27 Maggio 2022
Come abbiamo potuto? Un grido dalla Russia
La storica russa Elena Beljakova racconta della sua vita sconvolta dopo il 24 febbraio. Dell’angoscia, delle prospettive oscure per il suo paese. Nell’intervista il grido di chi non smette di ripetere che la guerra è una «sciagura per tutti».
Come ha vissuto personalmente la nuova situazione venuta a crearsi? Quale priorità vede per sé dopo il 23 febbraio?
Ho vissuto il 24 febbraio come una catastrofe che ha dato un colpo di spugna a tutta la mia vita. Nella mia vita ho insegnato a lungo, in scuole, istituti di teologia, all’Università statale di Mosca, ho partecipato a innumerevoli convegni scientifici, teologici, ho scritto libri, articoli. Mi sembrava di seminare, come dice il poeta Nekrasov, «ciò che è saggio, buono ed eterno». In un giorno solo tutto questo è stato spazzato via, tutto ciò che avevo fatto è crollato, sono iniziati avvenimenti irreversibili dai quali avevo cercato di mettere in guardia, e a cui da tempo tentavo di oppormi. È terribile a dirsi, ma mi tornano alla mente i fatti del 1968 (l’invasione sovietica della Cecoslovacchia), l’inizio della guerra in Afghanistan (1979), la prima e la seconda guerra cecena (1994-1996; 1999-2000), l’invasione della Georgia (2008), la guerra in Siria. Non dimenticherò mai la telefonata ricevuta nel cuore della notte dalla mia ex-studentessa georgiana Chatuna: «I vostri carri armati stanno marciando su Tbilisi, preghi per noi».

**Esercizi da svolgere**:
1. Trascrivi parola per parola il passo dell'intervista a Elena Beljakova a partire da "27 Maggio 2022" fino a "il 23 febbraio?".
2. Rispondi a queste domande sull'intervista a Elena Beljakova.
(a) Quale data compare in cima all'intervista?
(b) In quali luoghi ha insegnato Elena Beljakova?
(c) Come si chiama l'ex studentessa georgiana che le telefonò nel cuore della notte?

**Estratti dell'elenco**:
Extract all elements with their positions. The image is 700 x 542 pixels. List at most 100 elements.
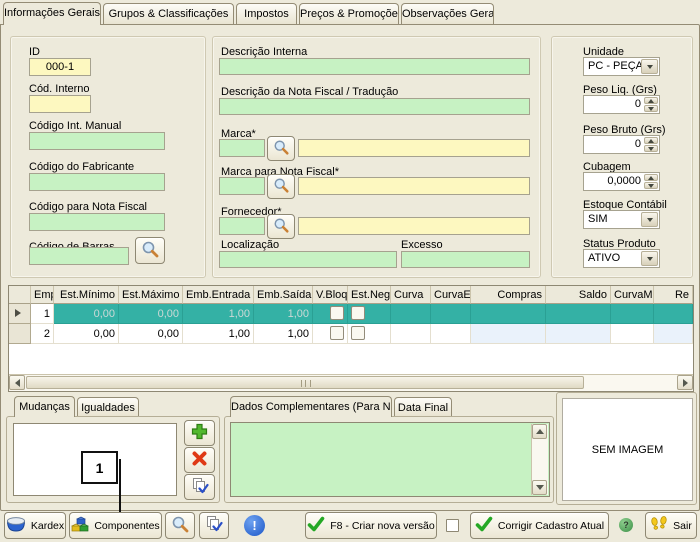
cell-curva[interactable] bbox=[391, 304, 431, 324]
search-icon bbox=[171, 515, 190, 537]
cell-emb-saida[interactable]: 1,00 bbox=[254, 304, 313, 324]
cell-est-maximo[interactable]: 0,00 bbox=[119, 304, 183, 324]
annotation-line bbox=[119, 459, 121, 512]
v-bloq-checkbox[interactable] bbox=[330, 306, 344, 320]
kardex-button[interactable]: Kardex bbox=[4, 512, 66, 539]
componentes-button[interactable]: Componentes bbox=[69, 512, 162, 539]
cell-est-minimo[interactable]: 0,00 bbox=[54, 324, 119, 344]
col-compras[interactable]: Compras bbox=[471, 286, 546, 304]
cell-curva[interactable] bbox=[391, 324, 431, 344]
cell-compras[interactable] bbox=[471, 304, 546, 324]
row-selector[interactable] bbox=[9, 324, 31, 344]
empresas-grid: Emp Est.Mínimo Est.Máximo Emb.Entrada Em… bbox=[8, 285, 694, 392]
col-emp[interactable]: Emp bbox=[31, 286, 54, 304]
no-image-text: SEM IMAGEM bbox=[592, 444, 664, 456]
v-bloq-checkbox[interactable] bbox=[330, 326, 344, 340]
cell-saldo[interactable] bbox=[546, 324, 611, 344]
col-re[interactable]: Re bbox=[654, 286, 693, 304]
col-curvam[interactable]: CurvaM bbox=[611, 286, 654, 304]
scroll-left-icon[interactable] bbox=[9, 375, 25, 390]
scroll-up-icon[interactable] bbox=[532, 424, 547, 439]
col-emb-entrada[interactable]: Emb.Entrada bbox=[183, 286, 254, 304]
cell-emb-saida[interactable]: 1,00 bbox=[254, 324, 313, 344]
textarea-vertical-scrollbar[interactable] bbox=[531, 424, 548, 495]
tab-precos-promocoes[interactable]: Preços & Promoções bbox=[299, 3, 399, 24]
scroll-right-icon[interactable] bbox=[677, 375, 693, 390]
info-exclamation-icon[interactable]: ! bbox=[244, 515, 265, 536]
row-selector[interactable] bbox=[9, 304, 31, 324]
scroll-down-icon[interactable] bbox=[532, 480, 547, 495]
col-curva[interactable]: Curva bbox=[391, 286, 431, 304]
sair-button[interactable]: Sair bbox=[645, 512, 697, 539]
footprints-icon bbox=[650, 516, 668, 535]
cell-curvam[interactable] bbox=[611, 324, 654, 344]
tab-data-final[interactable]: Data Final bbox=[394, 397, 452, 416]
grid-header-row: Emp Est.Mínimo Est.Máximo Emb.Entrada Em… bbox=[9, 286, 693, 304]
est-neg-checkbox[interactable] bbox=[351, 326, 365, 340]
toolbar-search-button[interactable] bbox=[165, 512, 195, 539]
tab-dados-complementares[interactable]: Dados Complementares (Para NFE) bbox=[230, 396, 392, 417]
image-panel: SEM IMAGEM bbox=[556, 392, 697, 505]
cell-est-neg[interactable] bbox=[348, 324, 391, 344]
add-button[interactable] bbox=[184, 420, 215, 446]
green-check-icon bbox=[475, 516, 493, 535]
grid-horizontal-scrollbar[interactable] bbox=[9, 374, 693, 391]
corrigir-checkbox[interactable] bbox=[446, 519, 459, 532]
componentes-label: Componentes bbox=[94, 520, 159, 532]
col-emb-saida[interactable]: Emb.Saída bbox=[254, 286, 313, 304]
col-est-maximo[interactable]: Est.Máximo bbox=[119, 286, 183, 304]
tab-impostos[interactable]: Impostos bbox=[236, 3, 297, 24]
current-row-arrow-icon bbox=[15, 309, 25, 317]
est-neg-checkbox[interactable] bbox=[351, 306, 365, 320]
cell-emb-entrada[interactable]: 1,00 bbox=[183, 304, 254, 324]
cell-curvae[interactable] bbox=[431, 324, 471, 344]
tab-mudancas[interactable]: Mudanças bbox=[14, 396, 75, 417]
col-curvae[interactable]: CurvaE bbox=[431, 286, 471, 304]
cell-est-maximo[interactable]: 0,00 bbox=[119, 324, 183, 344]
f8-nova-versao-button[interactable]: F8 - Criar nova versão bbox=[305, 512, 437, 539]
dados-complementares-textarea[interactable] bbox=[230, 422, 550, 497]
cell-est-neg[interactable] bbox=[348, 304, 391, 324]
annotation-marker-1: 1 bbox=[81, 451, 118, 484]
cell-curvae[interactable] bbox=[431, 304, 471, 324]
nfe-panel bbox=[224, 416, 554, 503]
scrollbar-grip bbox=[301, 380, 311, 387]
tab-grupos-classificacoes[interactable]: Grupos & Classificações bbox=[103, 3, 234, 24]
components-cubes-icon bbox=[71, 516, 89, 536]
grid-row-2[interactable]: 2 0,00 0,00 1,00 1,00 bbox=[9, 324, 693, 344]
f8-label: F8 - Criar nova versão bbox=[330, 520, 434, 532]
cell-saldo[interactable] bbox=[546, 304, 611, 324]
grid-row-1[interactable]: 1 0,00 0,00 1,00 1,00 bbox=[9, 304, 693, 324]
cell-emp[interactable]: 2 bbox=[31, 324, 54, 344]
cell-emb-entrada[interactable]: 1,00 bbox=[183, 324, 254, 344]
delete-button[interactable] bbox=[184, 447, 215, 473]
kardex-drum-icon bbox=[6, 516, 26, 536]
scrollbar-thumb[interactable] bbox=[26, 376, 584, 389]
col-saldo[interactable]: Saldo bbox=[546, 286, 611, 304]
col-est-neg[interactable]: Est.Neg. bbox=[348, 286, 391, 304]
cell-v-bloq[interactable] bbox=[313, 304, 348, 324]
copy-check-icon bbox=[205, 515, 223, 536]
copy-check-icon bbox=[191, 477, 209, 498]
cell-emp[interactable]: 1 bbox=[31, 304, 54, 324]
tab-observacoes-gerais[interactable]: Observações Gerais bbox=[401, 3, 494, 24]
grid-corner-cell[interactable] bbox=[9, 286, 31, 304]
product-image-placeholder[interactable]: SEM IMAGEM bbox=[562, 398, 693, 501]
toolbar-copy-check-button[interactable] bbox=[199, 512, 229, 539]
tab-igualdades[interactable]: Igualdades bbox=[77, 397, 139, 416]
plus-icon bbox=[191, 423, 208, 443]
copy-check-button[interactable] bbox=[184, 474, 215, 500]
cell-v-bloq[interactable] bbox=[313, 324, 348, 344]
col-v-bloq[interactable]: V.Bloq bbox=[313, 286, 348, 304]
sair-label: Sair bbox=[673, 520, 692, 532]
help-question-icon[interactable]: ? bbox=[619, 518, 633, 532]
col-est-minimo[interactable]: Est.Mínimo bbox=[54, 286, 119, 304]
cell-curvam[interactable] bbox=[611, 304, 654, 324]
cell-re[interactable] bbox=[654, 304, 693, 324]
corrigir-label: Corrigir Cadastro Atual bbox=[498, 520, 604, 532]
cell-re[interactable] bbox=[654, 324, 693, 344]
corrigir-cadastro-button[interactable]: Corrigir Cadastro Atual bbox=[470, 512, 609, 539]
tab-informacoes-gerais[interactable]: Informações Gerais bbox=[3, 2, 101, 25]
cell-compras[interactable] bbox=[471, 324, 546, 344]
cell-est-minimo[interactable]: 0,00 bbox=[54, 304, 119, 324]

**Soluzioni degli esercizi**:
1.
27 Maggio 2022
Come abbiamo potuto? Un grido dalla Russia
La storica russa Elena Beljakova racconta della sua vita sconvolta dopo il 24 febbraio. Dell’angoscia, delle prospettive oscure per il suo paese. Nell’intervista il grido di chi non smette di ripetere che la guerra è una «sciagura per tutti».
Come ha vissuto personalmente la nuova situazione venuta a crearsi? Quale priorità vede per sé dopo il 23 febbraio?

2.
(a) 27 maggio 2022.
(b) In scuole, in istituti di teologia e all'Università statale di Mosca.
(c) Chatuna.